* Records to use *
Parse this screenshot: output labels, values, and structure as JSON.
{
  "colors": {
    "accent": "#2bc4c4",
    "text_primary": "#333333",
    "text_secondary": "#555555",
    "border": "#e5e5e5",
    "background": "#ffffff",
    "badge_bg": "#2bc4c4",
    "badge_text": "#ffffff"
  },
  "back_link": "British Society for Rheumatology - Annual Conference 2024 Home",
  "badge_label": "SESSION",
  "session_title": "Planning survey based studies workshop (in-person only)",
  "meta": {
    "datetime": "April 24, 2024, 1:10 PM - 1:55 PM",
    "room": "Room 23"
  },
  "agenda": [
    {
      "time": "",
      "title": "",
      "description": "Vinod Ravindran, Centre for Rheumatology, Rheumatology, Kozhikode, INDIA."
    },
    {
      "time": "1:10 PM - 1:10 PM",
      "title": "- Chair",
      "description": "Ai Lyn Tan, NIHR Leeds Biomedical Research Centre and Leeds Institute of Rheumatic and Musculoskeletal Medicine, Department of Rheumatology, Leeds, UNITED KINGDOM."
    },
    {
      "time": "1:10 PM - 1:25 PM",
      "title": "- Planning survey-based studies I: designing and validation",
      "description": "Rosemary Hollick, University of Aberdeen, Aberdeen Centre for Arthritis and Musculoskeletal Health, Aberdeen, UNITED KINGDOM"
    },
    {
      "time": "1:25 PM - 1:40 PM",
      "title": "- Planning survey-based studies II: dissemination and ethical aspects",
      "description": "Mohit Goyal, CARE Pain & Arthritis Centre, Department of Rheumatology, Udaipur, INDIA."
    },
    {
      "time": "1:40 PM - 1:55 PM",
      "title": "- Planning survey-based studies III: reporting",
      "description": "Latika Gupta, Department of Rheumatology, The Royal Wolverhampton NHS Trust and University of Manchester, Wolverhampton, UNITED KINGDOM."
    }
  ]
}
---
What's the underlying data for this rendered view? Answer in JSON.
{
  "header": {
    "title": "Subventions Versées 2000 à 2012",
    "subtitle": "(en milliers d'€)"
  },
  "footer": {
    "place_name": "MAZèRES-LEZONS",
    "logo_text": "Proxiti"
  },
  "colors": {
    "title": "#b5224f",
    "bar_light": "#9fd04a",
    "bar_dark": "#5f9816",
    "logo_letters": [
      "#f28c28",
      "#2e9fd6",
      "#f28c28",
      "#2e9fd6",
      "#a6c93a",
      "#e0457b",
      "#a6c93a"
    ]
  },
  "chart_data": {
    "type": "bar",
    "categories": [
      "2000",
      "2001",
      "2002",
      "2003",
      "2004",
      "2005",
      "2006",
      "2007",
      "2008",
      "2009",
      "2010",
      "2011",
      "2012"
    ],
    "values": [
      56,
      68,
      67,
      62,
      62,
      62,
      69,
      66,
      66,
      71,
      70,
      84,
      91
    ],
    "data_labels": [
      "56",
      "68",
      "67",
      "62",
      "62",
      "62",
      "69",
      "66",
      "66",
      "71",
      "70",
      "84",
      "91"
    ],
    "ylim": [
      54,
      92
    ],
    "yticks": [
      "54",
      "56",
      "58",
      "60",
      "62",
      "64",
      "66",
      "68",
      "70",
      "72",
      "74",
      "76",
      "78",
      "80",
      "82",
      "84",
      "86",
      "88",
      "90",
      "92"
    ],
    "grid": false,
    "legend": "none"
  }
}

* What needs to be done *
Find every line that has "JSON" in it, then return those lines.

* Solution to the problem *
Parse this screenshot: output labels, values, and structure as JSON.
What's the underlying data for this rendered view? Answer in JSON.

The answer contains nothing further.